* [Task]: Give only the number of lines that contain the word "from".

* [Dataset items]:
+ + + + +

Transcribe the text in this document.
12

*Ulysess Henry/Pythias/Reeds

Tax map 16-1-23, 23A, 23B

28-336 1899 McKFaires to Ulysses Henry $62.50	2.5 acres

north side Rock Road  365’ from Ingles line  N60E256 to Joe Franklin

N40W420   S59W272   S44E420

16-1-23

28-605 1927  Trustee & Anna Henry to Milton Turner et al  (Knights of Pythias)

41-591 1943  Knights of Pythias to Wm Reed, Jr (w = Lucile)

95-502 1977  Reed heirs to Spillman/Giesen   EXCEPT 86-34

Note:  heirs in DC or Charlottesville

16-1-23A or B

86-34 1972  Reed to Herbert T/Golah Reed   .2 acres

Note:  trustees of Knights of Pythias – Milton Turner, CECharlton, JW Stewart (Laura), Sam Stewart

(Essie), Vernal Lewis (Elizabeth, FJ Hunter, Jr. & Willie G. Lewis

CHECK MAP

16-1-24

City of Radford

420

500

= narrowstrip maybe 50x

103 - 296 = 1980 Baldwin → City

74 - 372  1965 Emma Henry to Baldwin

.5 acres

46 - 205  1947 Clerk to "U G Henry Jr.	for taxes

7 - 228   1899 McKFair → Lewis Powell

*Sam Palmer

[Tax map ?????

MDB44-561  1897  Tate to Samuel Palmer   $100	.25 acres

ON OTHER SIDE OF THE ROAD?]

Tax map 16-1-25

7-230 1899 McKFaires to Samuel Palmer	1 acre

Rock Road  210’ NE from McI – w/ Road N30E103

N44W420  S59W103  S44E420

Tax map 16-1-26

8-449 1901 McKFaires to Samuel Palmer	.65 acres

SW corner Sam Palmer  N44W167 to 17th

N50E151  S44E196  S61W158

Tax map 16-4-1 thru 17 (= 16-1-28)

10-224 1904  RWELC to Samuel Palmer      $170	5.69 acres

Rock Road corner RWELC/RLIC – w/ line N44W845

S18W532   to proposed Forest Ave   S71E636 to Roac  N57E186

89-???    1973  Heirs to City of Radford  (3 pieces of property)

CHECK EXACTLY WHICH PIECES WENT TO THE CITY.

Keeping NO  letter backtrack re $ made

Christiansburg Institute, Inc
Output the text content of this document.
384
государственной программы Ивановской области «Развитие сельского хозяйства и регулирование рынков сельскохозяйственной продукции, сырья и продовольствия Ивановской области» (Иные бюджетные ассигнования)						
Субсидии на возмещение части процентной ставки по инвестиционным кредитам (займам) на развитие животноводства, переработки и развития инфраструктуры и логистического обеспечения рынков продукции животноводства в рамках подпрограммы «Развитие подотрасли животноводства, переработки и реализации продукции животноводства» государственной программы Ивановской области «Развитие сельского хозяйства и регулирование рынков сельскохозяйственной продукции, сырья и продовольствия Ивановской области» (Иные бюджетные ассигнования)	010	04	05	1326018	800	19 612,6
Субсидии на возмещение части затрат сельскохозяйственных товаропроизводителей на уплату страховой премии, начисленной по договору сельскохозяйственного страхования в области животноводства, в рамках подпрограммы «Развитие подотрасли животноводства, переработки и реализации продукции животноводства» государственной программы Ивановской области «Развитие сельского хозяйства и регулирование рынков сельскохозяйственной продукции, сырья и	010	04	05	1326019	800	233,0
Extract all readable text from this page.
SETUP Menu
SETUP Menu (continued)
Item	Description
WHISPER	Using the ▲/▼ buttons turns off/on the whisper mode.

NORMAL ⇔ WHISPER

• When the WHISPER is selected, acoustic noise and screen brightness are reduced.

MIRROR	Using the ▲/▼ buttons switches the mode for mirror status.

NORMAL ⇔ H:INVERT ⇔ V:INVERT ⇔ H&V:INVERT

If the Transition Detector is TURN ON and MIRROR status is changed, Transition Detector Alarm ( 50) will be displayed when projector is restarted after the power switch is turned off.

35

+ + + + +

* [Task response]: 3